What the task requires = Check every line below for the word "time" and give only the number of lines where it appears.

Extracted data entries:
────────────────

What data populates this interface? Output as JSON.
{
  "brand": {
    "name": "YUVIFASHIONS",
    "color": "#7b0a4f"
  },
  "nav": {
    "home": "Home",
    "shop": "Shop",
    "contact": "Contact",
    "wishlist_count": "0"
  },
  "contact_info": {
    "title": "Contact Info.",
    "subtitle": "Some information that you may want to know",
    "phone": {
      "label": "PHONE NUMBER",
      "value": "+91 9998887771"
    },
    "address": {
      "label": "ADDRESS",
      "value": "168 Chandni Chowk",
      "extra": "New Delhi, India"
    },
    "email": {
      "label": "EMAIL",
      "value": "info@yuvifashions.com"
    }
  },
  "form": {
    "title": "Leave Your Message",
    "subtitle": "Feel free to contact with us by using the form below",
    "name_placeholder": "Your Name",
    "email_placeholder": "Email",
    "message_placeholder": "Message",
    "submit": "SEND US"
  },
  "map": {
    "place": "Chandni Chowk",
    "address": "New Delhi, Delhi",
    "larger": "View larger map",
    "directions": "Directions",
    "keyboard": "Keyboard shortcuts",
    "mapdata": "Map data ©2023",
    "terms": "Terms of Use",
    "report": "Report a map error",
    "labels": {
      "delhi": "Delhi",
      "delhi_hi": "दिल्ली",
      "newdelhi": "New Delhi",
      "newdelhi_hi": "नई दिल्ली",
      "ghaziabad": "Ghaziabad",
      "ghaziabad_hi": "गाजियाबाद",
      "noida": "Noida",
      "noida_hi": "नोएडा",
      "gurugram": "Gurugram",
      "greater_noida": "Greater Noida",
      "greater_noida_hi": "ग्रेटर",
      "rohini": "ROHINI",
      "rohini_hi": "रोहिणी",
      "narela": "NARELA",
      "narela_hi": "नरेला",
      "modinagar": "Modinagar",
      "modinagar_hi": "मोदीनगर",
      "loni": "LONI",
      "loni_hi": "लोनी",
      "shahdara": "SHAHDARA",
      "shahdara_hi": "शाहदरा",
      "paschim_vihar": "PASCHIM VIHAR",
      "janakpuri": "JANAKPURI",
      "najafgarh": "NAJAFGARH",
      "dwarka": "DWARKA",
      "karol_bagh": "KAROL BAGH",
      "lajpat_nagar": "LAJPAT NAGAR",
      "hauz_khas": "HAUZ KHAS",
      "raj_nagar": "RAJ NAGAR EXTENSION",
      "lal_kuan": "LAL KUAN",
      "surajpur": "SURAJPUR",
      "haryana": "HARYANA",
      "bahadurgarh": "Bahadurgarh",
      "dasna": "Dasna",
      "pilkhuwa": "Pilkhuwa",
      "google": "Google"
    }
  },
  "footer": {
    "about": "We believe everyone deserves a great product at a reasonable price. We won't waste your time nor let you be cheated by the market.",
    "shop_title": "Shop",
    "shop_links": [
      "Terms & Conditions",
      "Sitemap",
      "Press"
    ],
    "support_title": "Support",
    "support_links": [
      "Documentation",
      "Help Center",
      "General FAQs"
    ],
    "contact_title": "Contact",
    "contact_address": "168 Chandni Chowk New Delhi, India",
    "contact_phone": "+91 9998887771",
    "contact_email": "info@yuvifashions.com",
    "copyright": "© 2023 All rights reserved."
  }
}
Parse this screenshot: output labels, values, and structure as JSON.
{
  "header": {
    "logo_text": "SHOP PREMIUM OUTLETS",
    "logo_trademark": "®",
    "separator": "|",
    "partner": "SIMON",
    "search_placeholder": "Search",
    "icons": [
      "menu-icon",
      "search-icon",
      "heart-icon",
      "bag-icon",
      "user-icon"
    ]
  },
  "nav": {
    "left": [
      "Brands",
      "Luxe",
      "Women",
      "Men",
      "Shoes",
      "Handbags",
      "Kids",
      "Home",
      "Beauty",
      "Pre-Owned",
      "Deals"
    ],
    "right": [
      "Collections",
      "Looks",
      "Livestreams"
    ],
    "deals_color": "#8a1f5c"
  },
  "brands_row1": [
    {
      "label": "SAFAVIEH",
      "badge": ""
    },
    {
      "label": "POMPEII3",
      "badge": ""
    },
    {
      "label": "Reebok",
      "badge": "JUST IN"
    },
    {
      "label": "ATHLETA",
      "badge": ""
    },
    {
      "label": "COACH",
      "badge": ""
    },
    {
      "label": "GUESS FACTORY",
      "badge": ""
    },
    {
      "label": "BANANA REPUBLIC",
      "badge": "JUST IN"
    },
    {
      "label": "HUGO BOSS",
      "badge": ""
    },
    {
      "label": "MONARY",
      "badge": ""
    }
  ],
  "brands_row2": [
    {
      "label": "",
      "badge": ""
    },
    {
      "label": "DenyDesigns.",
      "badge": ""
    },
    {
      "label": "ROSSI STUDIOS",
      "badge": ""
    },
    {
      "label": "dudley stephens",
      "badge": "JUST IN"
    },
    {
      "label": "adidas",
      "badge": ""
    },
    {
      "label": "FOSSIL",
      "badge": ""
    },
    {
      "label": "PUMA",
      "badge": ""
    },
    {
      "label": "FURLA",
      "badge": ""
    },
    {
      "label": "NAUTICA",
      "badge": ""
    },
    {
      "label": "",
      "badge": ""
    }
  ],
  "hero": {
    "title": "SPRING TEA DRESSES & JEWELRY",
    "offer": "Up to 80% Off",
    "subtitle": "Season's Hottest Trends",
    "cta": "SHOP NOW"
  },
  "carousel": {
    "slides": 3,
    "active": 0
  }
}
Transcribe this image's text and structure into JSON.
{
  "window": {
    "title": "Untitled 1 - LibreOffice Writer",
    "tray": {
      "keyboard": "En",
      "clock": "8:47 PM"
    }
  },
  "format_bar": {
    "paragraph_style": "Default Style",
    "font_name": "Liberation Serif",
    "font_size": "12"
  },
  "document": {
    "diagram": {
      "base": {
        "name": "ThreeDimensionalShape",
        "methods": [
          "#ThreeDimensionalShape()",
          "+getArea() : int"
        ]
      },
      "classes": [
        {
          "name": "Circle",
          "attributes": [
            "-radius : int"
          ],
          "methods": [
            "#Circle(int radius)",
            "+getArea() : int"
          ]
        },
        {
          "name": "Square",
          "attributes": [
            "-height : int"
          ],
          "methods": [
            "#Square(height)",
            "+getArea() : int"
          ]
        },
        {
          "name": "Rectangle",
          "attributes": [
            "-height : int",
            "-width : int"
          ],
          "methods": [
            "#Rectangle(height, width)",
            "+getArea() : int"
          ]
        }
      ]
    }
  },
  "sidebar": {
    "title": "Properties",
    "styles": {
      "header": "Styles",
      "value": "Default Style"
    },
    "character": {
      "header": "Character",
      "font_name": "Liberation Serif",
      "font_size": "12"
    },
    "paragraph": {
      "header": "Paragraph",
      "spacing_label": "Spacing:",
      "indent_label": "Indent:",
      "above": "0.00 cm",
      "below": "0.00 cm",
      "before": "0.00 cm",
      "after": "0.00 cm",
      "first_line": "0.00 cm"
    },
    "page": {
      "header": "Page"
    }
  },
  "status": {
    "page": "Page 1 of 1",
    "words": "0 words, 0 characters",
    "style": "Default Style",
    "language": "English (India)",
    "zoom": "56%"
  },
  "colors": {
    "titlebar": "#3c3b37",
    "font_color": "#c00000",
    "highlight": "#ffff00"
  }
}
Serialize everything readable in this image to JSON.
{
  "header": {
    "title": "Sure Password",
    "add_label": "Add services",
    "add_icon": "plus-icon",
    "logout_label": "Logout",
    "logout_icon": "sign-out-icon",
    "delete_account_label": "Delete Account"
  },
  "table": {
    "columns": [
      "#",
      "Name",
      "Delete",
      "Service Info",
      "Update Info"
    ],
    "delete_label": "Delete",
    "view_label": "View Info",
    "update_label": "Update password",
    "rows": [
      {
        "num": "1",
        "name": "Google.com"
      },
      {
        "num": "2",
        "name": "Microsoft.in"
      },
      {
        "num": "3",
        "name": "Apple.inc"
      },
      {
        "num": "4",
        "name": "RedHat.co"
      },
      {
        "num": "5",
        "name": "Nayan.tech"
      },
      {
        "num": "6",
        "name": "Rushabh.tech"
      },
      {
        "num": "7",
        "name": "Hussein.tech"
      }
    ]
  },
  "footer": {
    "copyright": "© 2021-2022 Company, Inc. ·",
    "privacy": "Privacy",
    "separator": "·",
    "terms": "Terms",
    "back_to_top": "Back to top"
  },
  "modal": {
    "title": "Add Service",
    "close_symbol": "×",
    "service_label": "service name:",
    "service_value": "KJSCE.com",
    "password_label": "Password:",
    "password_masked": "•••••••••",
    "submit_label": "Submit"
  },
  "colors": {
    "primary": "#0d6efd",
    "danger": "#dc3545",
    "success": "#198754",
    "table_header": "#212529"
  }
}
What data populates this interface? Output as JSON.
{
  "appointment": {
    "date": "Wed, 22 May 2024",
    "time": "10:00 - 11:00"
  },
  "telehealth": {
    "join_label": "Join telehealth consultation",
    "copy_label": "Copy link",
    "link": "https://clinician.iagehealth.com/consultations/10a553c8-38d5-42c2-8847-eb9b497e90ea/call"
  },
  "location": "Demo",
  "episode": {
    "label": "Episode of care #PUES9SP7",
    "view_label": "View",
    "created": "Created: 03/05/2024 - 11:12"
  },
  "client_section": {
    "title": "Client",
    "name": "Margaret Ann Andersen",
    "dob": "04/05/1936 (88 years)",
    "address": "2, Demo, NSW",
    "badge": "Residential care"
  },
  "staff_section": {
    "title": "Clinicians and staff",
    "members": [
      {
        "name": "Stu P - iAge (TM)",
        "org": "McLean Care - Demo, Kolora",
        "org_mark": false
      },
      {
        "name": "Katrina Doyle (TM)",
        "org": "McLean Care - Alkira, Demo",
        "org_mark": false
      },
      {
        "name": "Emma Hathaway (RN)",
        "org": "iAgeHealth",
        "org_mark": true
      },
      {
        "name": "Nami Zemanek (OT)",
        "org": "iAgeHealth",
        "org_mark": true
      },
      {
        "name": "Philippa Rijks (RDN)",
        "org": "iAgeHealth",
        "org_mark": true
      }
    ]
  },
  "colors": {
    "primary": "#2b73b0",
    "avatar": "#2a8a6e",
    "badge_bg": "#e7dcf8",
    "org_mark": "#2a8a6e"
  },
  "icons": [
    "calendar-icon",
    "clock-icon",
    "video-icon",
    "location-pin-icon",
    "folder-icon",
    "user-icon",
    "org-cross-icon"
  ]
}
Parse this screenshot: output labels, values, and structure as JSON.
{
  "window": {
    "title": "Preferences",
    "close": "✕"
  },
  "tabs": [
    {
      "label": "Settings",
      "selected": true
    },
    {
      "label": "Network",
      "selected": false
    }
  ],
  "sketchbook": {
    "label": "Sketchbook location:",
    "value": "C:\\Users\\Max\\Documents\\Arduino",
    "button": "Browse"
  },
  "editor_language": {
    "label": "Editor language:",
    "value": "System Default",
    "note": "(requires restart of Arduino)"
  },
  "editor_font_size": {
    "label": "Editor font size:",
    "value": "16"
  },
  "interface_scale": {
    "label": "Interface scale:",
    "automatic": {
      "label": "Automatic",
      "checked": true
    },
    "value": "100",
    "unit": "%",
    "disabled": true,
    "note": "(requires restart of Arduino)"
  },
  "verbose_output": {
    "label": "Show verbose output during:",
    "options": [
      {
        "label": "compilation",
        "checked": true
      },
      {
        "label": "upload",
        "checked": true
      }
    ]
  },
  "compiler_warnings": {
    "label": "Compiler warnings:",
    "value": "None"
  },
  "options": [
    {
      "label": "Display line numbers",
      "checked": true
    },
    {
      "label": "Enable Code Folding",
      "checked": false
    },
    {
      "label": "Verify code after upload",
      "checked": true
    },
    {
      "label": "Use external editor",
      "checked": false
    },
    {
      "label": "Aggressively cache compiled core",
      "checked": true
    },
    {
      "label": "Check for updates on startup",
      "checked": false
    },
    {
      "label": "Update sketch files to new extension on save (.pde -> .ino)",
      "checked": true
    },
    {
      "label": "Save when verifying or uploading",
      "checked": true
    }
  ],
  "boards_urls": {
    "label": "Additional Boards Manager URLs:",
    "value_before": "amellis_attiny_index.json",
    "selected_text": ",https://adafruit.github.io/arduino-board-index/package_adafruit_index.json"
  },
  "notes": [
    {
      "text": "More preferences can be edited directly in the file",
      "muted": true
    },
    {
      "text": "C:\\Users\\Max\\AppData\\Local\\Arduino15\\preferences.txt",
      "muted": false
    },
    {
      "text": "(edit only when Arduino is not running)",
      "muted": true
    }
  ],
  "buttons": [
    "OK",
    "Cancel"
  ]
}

────────────────

The answer = 2